__DATASET CONTENT__
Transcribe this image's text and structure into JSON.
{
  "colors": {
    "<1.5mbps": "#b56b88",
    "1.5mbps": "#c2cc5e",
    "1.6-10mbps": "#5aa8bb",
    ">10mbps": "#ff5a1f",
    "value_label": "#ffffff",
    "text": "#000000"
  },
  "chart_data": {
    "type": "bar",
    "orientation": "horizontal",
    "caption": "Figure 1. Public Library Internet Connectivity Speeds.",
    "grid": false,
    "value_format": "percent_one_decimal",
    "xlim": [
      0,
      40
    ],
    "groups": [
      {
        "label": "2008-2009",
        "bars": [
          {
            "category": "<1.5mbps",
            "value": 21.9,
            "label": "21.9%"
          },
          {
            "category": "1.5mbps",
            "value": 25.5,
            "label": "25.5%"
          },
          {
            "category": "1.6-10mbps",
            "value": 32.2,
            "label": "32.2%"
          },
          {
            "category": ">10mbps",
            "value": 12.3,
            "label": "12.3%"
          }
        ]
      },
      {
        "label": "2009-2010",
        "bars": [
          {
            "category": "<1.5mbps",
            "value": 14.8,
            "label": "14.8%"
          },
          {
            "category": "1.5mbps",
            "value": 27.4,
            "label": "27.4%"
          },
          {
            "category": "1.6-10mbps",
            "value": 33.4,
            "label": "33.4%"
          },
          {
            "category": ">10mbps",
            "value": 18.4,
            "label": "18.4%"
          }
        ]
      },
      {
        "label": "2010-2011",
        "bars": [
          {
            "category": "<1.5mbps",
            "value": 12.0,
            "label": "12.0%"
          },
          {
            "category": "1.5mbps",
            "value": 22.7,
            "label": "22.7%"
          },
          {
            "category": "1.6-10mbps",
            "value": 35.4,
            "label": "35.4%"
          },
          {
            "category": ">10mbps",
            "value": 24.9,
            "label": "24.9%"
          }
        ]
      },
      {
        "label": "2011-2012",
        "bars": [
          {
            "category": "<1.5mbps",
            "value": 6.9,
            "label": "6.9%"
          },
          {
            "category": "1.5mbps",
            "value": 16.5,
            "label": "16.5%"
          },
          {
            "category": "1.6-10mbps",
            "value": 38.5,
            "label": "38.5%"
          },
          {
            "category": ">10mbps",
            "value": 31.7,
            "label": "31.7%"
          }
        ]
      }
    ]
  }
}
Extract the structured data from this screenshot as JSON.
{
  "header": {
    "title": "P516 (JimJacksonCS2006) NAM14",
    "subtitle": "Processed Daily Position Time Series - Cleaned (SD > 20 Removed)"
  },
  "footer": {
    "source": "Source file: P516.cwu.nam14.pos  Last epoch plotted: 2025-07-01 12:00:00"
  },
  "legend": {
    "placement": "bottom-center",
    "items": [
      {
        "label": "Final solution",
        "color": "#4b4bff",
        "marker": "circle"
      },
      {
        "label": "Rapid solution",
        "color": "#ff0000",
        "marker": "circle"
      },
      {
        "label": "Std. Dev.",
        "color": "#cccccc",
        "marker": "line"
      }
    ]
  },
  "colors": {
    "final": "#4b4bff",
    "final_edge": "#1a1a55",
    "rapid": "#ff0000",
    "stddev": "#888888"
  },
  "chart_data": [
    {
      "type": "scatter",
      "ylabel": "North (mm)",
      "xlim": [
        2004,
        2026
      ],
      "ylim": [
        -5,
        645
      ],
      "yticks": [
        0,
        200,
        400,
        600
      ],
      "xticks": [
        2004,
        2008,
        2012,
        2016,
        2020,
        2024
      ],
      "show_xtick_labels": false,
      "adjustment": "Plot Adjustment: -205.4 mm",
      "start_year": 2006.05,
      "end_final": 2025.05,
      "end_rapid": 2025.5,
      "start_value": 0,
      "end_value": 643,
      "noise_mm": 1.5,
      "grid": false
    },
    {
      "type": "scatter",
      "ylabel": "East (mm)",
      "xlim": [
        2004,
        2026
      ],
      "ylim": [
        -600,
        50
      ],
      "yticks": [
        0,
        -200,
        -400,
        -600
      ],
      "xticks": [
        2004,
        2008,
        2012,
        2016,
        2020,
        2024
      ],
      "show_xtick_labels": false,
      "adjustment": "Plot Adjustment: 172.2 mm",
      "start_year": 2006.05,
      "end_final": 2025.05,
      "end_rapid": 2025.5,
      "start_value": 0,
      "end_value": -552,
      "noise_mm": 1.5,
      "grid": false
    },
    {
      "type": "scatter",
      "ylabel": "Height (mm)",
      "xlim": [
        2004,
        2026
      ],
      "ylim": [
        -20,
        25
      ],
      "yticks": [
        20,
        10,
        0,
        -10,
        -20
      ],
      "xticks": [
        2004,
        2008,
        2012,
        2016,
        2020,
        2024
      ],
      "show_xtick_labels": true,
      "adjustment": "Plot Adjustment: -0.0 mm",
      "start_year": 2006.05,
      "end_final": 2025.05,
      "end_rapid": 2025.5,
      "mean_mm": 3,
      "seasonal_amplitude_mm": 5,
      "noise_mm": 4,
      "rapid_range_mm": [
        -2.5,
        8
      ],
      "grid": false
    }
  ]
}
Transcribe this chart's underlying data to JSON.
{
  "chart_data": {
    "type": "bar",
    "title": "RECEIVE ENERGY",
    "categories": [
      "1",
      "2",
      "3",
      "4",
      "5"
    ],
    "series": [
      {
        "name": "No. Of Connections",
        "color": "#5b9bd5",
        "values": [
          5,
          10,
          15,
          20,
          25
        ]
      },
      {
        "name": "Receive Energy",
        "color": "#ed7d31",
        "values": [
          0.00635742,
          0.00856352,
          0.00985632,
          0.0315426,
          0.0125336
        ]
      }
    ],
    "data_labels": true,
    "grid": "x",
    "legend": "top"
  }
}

__PROBLEM REQUIREMENTS__
Write out all the entries exactly.

__COMPLETE OUTPUT__
Transcribe this image's text and structure into JSON.
{
  "colors": {
    "<1.5mbps": "#b56b88",
    "1.5mbps": "#c2cc5e",
    "1.6-10mbps": "#5aa8bb",
    ">10mbps": "#ff5a1f",
    "value_label": "#ffffff",
    "text": "#000000"
  },
  "chart_data": {
    "type": "bar",
    "orientation": "horizontal",
    "caption": "Figure 1. Public Library Internet Connectivity Speeds.",
    "grid": false,
    "value_format": "percent_one_decimal",
    "xlim": [
      0,
      40
    ],
    "groups": [
      {
        "label": "2008-2009",
        "bars": [
          {
            "category": "<1.5mbps",
            "value": 21.9,
            "label": "21.9%"
          },
          {
            "category": "1.5mbps",
            "value": 25.5,
            "label": "25.5%"
          },
          {
            "category": "1.6-10mbps",
            "value": 32.2,
            "label": "32.2%"
          },
          {
            "category": ">10mbps",
            "value": 12.3,
            "label": "12.3%"
          }
        ]
      },
      {
        "label": "2009-2010",
        "bars": [
          {
            "category": "<1.5mbps",
            "value": 14.8,
            "label": "14.8%"
          },
          {
            "category": "1.5mbps",
            "value": 27.4,
            "label": "27.4%"
          },
          {
            "category": "1.6-10mbps",
            "value": 33.4,
            "label": "33.4%"
          },
          {
            "category": ">10mbps",
            "value": 18.4,
            "label": "18.4%"
          }
        ]
      },
      {
        "label": "2010-2011",
        "bars": [
          {
            "category": "<1.5mbps",
            "value": 12.0,
            "label": "12.0%"
          },
          {
            "category": "1.5mbps",
            "value": 22.7,
            "label": "22.7%"
          },
          {
            "category": "1.6-10mbps",
            "value": 35.4,
            "label": "35.4%"
          },
          {
            "category": ">10mbps",
            "value": 24.9,
            "label": "24.9%"
          }
        ]
      },
      {
        "label": "2011-2012",
        "bars": [
          {
            "category": "<1.5mbps",
            "value": 6.9,
            "label": "6.9%"
          },
          {
            "category": "1.5mbps",
            "value": 16.5,
            "label": "16.5%"
          },
          {
            "category": "1.6-10mbps",
            "value": 38.5,
            "label": "38.5%"
          },
          {
            "category": ">10mbps",
            "value": 31.7,
            "label": "31.7%"
          }
        ]
      }
    ]
  }
}
Extract the structured data from this screenshot as JSON.
{
  "header": {
    "title": "P516 (JimJacksonCS2006) NAM14",
    "subtitle": "Processed Daily Position Time Series - Cleaned (SD > 20 Removed)"
  },
  "footer": {
    "source": "Source file: P516.cwu.nam14.pos  Last epoch plotted: 2025-07-01 12:00:00"
  },
  "legend": {
    "placement": "bottom-center",
    "items": [
      {
        "label": "Final solution",
        "color": "#4b4bff",
        "marker": "circle"
      },
      {
        "label": "Rapid solution",
        "color": "#ff0000",
        "marker": "circle"
      },
      {
        "label": "Std. Dev.",
        "color": "#cccccc",
        "marker": "line"
      }
    ]
  },
  "colors": {
    "final": "#4b4bff",
    "final_edge": "#1a1a55",
    "rapid": "#ff0000",
    "stddev": "#888888"
  },
  "chart_data": [
    {
      "type": "scatter",
      "ylabel": "North (mm)",
      "xlim": [
        2004,
        2026
      ],
      "ylim": [
        -5,
        645
      ],
      "yticks": [
        0,
        200,
        400,
        600
      ],
      "xticks": [
        2004,
        2008,
        2012,
        2016,
        2020,
        2024
      ],
      "show_xtick_labels": false,
      "adjustment": "Plot Adjustment: -205.4 mm",
      "start_year": 2006.05,
      "end_final": 2025.05,
      "end_rapid": 2025.5,
      "start_value": 0,
      "end_value": 643,
      "noise_mm": 1.5,
      "grid": false
    },
    {
      "type": "scatter",
      "ylabel": "East (mm)",
      "xlim": [
        2004,
        2026
      ],
      "ylim": [
        -600,
        50
      ],
      "yticks": [
        0,
        -200,
        -400,
        -600
      ],
      "xticks": [
        2004,
        2008,
        2012,
        2016,
        2020,
        2024
      ],
      "show_xtick_labels": false,
      "adjustment": "Plot Adjustment: 172.2 mm",
      "start_year": 2006.05,
      "end_final": 2025.05,
      "end_rapid": 2025.5,
      "start_value": 0,
      "end_value": -552,
      "noise_mm": 1.5,
      "grid": false
    },
    {
      "type": "scatter",
      "ylabel": "Height (mm)",
      "xlim": [
        2004,
        2026
      ],
      "ylim": [
        -20,
        25
      ],
      "yticks": [
        20,
        10,
        0,
        -10,
        -20
      ],
      "xticks": [
        2004,
        2008,
        2012,
        2016,
        2020,
        2024
      ],
      "show_xtick_labels": true,
      "adjustment": "Plot Adjustment: -0.0 mm",
      "start_year": 2006.05,
      "end_final": 2025.05,
      "end_rapid": 2025.5,
      "mean_mm": 3,
      "seasonal_amplitude_mm": 5,
      "noise_mm": 4,
      "rapid_range_mm": [
        -2.5,
        8
      ],
      "grid": false
    }
  ]
}
Transcribe this chart's underlying data to JSON.
{
  "chart_data": {
    "type": "bar",
    "title": "RECEIVE ENERGY",
    "categories": [
      "1",
      "2",
      "3",
      "4",
      "5"
    ],
    "series": [
      {
        "name": "No. Of Connections",
        "color": "#5b9bd5",
        "values": [
          5,
          10,
          15,
          20,
          25
        ]
      },
      {
        "name": "Receive Energy",
        "color": "#ed7d31",
        "values": [
          0.00635742,
          0.00856352,
          0.00985632,
          0.0315426,
          0.0125336
        ]
      }
    ],
    "data_labels": true,
    "grid": "x",
    "legend": "top"
  }
}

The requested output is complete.